### SET EXERCISE
Copy out each line containing "Évidemment" from the entries below.

(Extracted data entries)
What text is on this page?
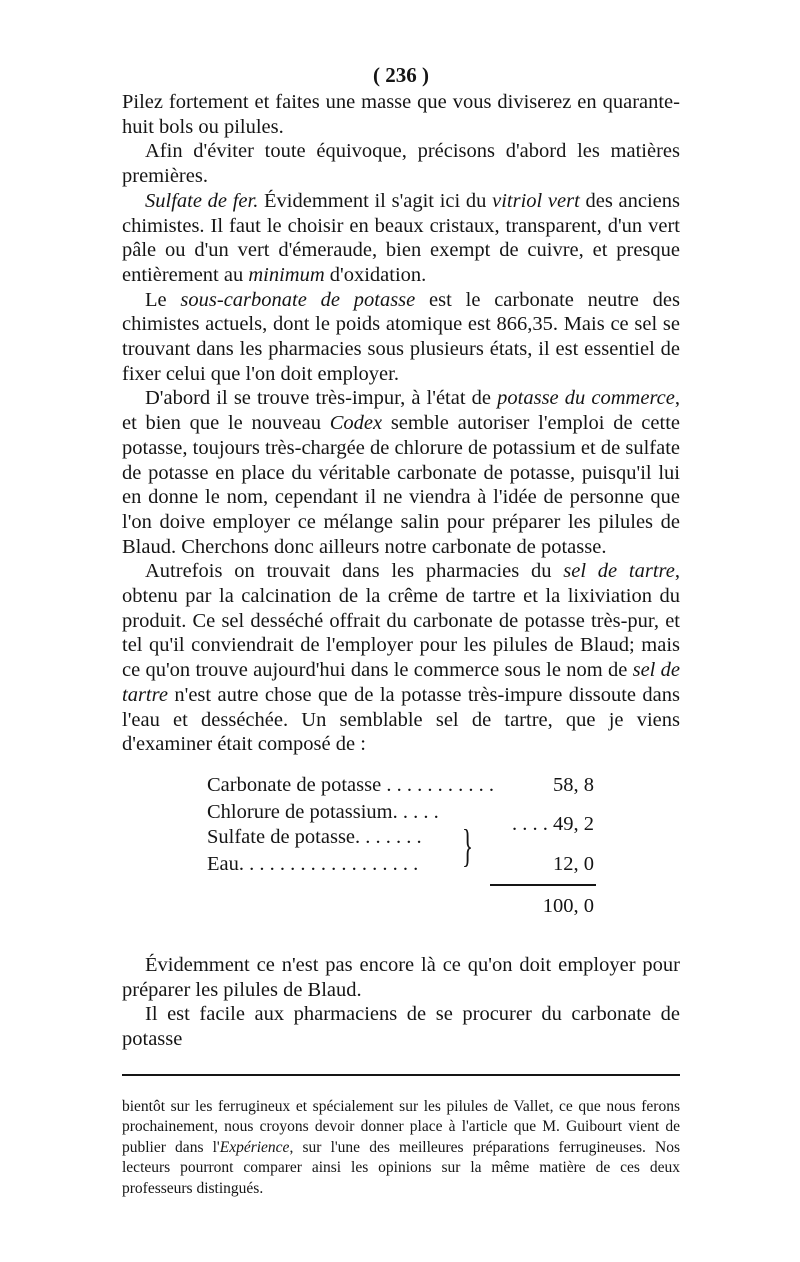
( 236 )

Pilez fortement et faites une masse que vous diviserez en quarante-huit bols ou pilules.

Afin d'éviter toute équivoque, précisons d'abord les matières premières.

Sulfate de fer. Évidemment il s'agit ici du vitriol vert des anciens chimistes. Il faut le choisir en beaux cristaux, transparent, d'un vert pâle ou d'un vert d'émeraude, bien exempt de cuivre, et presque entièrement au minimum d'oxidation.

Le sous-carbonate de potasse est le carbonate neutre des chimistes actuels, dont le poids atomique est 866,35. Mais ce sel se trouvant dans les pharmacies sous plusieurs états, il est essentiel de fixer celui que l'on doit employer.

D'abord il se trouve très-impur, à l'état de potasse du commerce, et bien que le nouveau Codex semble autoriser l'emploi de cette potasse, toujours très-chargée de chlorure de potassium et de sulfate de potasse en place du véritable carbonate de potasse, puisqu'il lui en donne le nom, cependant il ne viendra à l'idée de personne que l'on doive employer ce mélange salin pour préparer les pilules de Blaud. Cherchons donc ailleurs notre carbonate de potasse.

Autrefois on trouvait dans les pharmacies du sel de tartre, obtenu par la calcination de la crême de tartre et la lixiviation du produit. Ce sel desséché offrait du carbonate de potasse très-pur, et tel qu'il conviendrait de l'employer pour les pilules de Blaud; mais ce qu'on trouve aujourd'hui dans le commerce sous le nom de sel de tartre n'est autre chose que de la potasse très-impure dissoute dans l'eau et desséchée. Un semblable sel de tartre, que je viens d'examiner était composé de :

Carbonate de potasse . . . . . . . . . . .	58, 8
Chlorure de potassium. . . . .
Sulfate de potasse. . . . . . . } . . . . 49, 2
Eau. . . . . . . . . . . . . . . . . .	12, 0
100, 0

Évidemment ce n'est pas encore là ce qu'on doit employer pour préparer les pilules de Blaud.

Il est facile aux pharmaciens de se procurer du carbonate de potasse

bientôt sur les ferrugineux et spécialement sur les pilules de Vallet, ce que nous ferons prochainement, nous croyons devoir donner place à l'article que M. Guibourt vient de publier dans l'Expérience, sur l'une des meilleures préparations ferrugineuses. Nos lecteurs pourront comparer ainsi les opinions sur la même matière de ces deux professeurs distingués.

==

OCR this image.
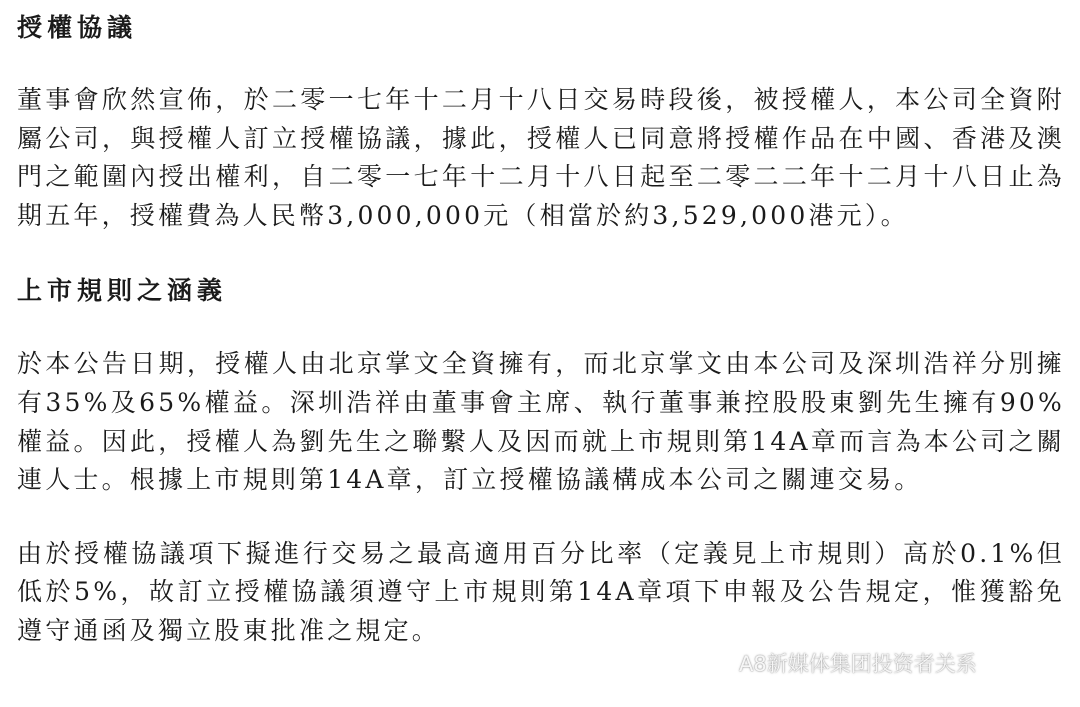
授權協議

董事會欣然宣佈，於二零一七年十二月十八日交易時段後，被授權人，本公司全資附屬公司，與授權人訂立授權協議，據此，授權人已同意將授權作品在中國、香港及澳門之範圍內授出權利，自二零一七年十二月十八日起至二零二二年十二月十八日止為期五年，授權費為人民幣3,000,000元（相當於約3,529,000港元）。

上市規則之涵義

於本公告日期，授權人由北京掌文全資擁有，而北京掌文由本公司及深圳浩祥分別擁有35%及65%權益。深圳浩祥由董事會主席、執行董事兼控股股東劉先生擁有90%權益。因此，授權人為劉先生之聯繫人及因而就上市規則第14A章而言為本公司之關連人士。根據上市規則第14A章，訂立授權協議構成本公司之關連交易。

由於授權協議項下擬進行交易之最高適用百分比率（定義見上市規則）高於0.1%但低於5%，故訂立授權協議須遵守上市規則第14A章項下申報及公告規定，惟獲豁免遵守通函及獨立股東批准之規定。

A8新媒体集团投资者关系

### EXERCISE OUTPUT
Sulfate de fer. Évidemment il s'agit ici du vitriol vert des anciens chimistes. Il faut le choisir en beaux cristaux, transparent, d'un vert pâle ou d'un vert d'émeraude, bien exempt de cuivre, et presque entièrement au minimum d'oxidation.
Évidemment ce n'est pas encore là ce qu'on doit employer pour préparer les pilules de Blaud.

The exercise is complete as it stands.